#### [EXERCISE DIRECTIONS]
Lines containing the string "прилагательные" are to be counted; report the number and nothing more.

Saved data entries

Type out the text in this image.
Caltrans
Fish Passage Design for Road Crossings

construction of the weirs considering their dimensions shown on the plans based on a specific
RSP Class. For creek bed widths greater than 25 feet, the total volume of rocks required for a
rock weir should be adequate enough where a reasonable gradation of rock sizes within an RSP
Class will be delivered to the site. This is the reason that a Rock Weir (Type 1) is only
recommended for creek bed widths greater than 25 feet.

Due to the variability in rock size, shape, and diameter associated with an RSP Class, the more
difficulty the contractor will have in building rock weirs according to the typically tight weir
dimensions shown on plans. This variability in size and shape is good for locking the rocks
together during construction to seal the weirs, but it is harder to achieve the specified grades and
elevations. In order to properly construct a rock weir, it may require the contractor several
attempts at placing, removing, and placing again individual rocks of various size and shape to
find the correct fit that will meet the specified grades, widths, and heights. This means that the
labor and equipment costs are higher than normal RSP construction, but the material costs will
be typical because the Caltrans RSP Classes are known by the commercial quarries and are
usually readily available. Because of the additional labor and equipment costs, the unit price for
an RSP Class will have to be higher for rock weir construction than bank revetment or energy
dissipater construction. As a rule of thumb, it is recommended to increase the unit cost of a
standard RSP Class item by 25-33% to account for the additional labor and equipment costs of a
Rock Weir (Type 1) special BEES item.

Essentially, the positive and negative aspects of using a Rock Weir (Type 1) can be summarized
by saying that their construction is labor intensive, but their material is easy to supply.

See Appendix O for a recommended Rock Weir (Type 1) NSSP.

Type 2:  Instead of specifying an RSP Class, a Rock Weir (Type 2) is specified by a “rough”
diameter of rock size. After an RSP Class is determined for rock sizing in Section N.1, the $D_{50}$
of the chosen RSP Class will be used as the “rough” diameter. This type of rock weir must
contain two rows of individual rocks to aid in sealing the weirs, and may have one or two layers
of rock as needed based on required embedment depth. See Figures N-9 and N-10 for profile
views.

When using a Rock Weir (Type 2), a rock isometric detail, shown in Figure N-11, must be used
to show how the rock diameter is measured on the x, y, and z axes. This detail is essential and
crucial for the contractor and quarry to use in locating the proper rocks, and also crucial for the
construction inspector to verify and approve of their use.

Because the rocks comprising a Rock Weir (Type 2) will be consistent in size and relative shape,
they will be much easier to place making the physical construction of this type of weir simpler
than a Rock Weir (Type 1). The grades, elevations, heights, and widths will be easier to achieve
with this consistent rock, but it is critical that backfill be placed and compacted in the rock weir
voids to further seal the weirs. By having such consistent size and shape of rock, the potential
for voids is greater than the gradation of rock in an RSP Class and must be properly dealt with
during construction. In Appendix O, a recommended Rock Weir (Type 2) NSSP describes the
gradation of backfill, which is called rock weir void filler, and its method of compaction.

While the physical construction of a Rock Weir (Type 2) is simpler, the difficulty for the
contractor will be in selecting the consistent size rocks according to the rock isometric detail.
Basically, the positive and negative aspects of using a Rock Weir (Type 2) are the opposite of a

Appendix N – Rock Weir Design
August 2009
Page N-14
==
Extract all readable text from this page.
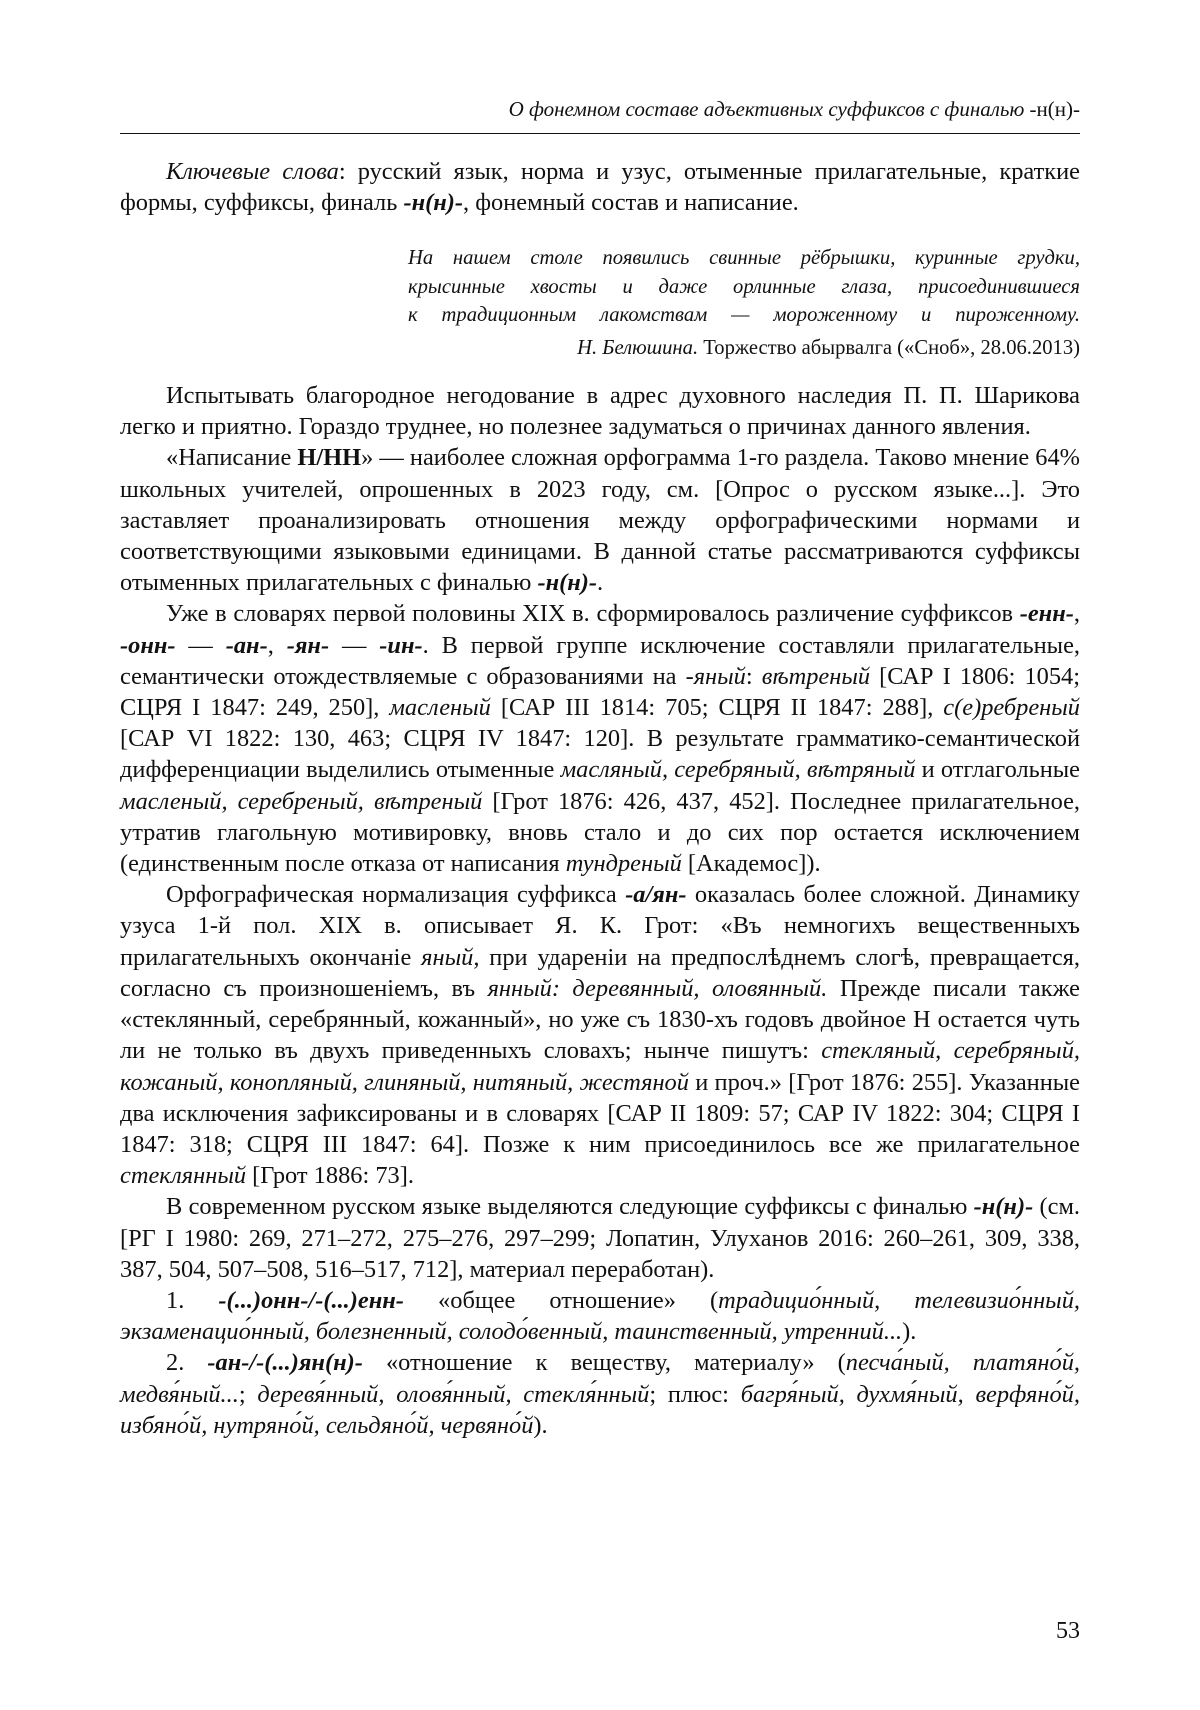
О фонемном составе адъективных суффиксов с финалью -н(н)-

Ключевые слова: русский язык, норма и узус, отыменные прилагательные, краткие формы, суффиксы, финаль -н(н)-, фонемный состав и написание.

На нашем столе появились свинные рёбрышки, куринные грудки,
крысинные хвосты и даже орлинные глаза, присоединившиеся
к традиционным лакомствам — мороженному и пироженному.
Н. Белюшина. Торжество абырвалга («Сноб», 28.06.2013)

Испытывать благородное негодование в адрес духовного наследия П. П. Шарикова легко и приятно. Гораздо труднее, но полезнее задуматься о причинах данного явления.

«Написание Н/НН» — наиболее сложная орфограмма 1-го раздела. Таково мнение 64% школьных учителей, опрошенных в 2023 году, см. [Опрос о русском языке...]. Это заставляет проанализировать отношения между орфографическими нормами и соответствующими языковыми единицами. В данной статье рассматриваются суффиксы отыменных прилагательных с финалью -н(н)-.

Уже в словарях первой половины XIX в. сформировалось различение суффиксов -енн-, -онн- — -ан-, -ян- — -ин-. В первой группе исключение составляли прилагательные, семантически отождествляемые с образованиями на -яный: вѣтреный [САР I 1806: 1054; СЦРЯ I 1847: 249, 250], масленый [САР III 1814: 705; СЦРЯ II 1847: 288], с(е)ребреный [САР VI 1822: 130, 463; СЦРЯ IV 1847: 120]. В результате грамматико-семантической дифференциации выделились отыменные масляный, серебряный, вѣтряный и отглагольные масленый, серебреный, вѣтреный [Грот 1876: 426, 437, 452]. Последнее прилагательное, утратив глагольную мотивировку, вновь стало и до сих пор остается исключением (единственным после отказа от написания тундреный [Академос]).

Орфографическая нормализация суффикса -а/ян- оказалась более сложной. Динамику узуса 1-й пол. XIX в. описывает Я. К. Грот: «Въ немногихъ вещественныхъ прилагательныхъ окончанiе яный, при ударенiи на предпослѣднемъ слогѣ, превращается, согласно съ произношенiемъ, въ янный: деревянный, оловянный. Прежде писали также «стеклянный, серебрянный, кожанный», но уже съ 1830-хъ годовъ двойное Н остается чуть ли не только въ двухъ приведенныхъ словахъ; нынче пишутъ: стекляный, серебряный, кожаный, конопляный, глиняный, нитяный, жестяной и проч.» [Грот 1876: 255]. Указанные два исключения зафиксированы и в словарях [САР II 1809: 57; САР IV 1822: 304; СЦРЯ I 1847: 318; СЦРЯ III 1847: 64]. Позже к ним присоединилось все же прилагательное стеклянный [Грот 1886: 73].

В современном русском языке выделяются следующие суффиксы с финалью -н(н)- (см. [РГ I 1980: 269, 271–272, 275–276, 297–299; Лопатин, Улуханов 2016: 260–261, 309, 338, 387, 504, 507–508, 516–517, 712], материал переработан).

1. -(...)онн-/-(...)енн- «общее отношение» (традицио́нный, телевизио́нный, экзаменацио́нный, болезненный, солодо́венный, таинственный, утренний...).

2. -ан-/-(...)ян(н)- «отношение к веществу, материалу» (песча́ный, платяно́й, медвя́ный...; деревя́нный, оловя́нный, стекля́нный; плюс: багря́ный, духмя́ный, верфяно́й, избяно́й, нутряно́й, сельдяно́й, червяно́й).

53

#### [FINAL ANSWER]
2